▶ _Available data_:
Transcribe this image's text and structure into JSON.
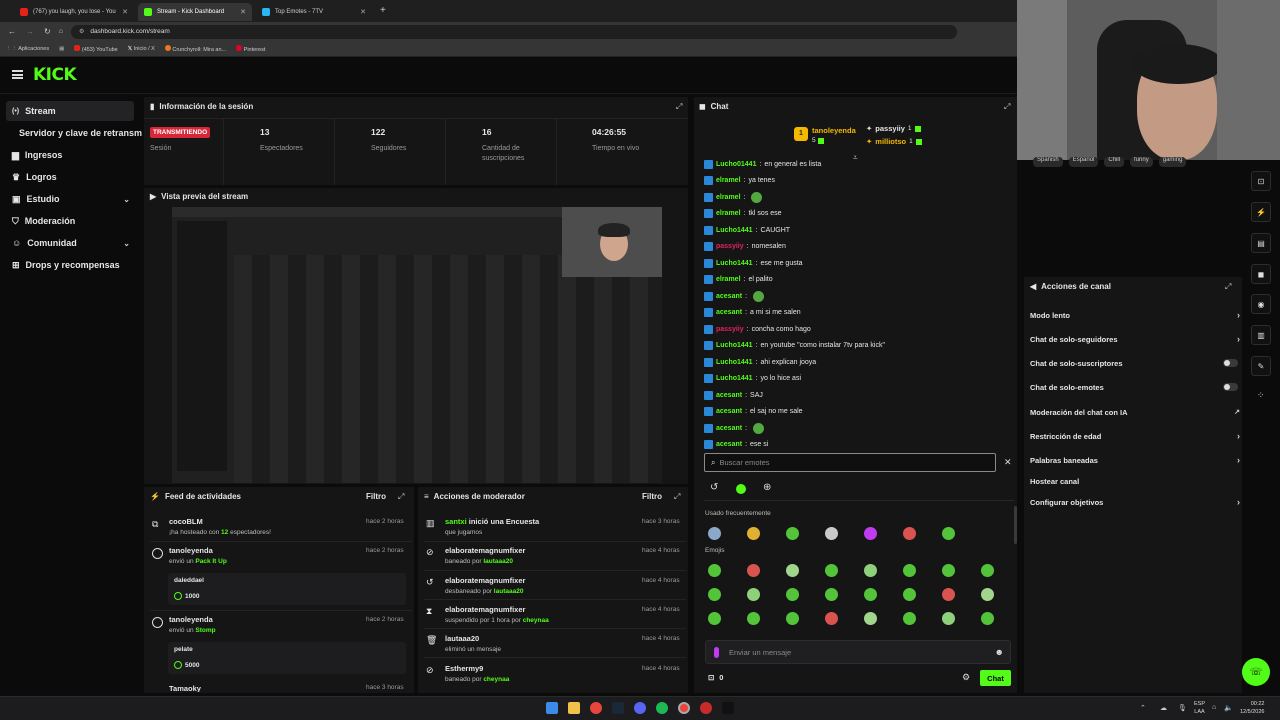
{
  "browser": {
    "tabs": [
      {
        "title": "(767) you laugh, you lose - You"
      },
      {
        "title": "Stream - Kick Dashboard"
      },
      {
        "title": "Top Emotes - 7TV"
      }
    ],
    "url": "dashboard.kick.com/stream",
    "bookmarks": [
      "Aplicaciones",
      "(453) YouTube",
      "Inicio / X",
      "Crunchyroll: Mira an...",
      "Pinterest"
    ]
  },
  "brand": {
    "logo_text": "KICK",
    "accent": "#53fc18"
  },
  "sidebar": {
    "items": [
      {
        "label": "Stream"
      },
      {
        "label": "Servidor y clave de retransmisión"
      },
      {
        "label": "Ingresos"
      },
      {
        "label": "Logros"
      },
      {
        "label": "Estudio"
      },
      {
        "label": "Moderación"
      },
      {
        "label": "Comunidad"
      },
      {
        "label": "Drops y recompensas"
      }
    ]
  },
  "session": {
    "title": "Información de la sesión",
    "status": "TRANSMITIENDO",
    "status_label": "Sesión",
    "viewers": "13",
    "viewers_label": "Espectadores",
    "followers": "122",
    "followers_label": "Seguidores",
    "subs": "16",
    "subs_label": "Cantidad de suscripciones",
    "time": "04:26:55",
    "time_label": "Tiempo en vivo"
  },
  "preview": {
    "title": "Vista previa del stream"
  },
  "activity": {
    "title": "Feed de actividades",
    "filter": "Filtro",
    "items": [
      {
        "name": "cocoBLM",
        "pre": "¡ha hosteado con ",
        "hl": "12",
        "post": " espectadores!",
        "time": "hace 2 horas"
      },
      {
        "name": "tanoleyenda",
        "pre": "envió un ",
        "hl": "Pack It Up",
        "post": "",
        "time": "hace 2 horas",
        "msg": "daleddael",
        "amount": "1000"
      },
      {
        "name": "tanoleyenda",
        "pre": "envió un ",
        "hl": "Stomp",
        "post": "",
        "time": "hace 2 horas",
        "msg": "pelate",
        "amount": "5000"
      },
      {
        "name": "Tamaoky",
        "time": "hace 3 horas"
      }
    ]
  },
  "modactions": {
    "title": "Acciones de moderador",
    "filter": "Filtro",
    "items": [
      {
        "name": "santxi",
        "rest": " inició una Encuesta",
        "sub": "que jugamos",
        "hl": "",
        "time": "hace 3 horas"
      },
      {
        "name": "elaboratemagnumfixer",
        "sub": "baneado por ",
        "hl": "lautaaa20",
        "time": "hace 4 horas"
      },
      {
        "name": "elaboratemagnumfixer",
        "sub": "desbaneado por ",
        "hl": "lautaaa20",
        "time": "hace 4 horas"
      },
      {
        "name": "elaboratemagnumfixer",
        "sub": "suspendido por 1 hora por ",
        "hl": "cheynaa",
        "time": "hace 4 horas"
      },
      {
        "name": "lautaaa20",
        "sub": "eliminó un mensaje",
        "hl": "",
        "time": "hace 4 horas"
      },
      {
        "name": "Esthermy9",
        "sub": "baneado por ",
        "hl": "cheynaa",
        "time": "hace 4 horas"
      }
    ]
  },
  "chat": {
    "title": "Chat",
    "top": [
      {
        "name": "tanoleyenda",
        "count": "5"
      },
      {
        "name": "passyiiy",
        "count": "1"
      },
      {
        "name": "milliotso",
        "count": "1"
      }
    ],
    "messages": [
      {
        "user": "Lucho01441",
        "text": "en general es lista",
        "color": "#53fc18"
      },
      {
        "user": "elramel",
        "text": "ya tenes",
        "color": "#53fc18"
      },
      {
        "user": "elramel",
        "text": "",
        "color": "#53fc18"
      },
      {
        "user": "elramel",
        "text": "tkl sos ese",
        "color": "#53fc18"
      },
      {
        "user": "Lucho1441",
        "text": "CAUGHT",
        "color": "#53fc18"
      },
      {
        "user": "passyiiy",
        "text": "nomesalen",
        "color": "#e0245e"
      },
      {
        "user": "Lucho1441",
        "text": "ese me gusta",
        "color": "#53fc18"
      },
      {
        "user": "elramel",
        "text": "el palito",
        "color": "#53fc18"
      },
      {
        "user": "acesant",
        "text": "",
        "color": "#53fc18"
      },
      {
        "user": "acesant",
        "text": "a mi si me salen",
        "color": "#53fc18"
      },
      {
        "user": "passyiiy",
        "text": "concha como hago",
        "color": "#e0245e"
      },
      {
        "user": "Lucho1441",
        "text": "en youtube \"como instalar 7tv para kick\"",
        "color": "#53fc18"
      },
      {
        "user": "Lucho1441",
        "text": "ahi explican jooya",
        "color": "#53fc18"
      },
      {
        "user": "Lucho1441",
        "text": "yo lo hice asi",
        "color": "#53fc18"
      },
      {
        "user": "acesant",
        "text": "SAJ",
        "color": "#53fc18"
      },
      {
        "user": "acesant",
        "text": "el saj no me sale",
        "color": "#53fc18"
      },
      {
        "user": "acesant",
        "text": "",
        "color": "#53fc18"
      },
      {
        "user": "acesant",
        "text": "ese si",
        "color": "#53fc18"
      }
    ],
    "emote_search_placeholder": "Buscar emotes",
    "frequent_label": "Usado frecuentemente",
    "emojis_label": "Emojis",
    "input_placeholder": "Enviar un mensaje",
    "points": "0",
    "send_label": "Chat"
  },
  "channel_actions": {
    "title": "Acciones de canal",
    "items": [
      {
        "label": "Modo lento",
        "control": "chevron"
      },
      {
        "label": "Chat de solo-seguidores",
        "control": "chevron"
      },
      {
        "label": "Chat de solo-suscriptores",
        "control": "toggle"
      },
      {
        "label": "Chat de solo-emotes",
        "control": "toggle"
      },
      {
        "label": "Moderación del chat con IA",
        "control": "link"
      },
      {
        "label": "Restricción de edad",
        "control": "chevron"
      },
      {
        "label": "Palabras baneadas",
        "control": "chevron"
      },
      {
        "label": "Hostear canal",
        "control": "none"
      },
      {
        "label": "Configurar objetivos",
        "control": "chevron"
      }
    ]
  },
  "webcam": {
    "tags": [
      "Spanish",
      "Español",
      "Chill",
      "funny",
      "gaming"
    ]
  },
  "taskbar": {
    "lang": "ESP",
    "lang2": "LAA",
    "time": "00:22",
    "date": "12/5/2026"
  }
}
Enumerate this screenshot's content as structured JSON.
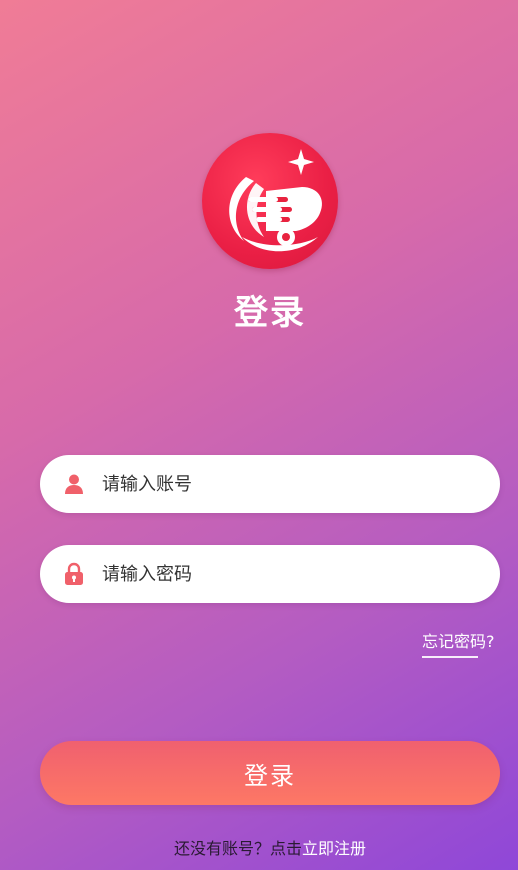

▶ _Prompt_:
Each line that has the word "solo" should be copied.

▶ _Exercise answer_:
        "label": "Chat de solo-seguidores",
        "label": "Chat de solo-suscriptores",
        "label": "Chat de solo-emotes",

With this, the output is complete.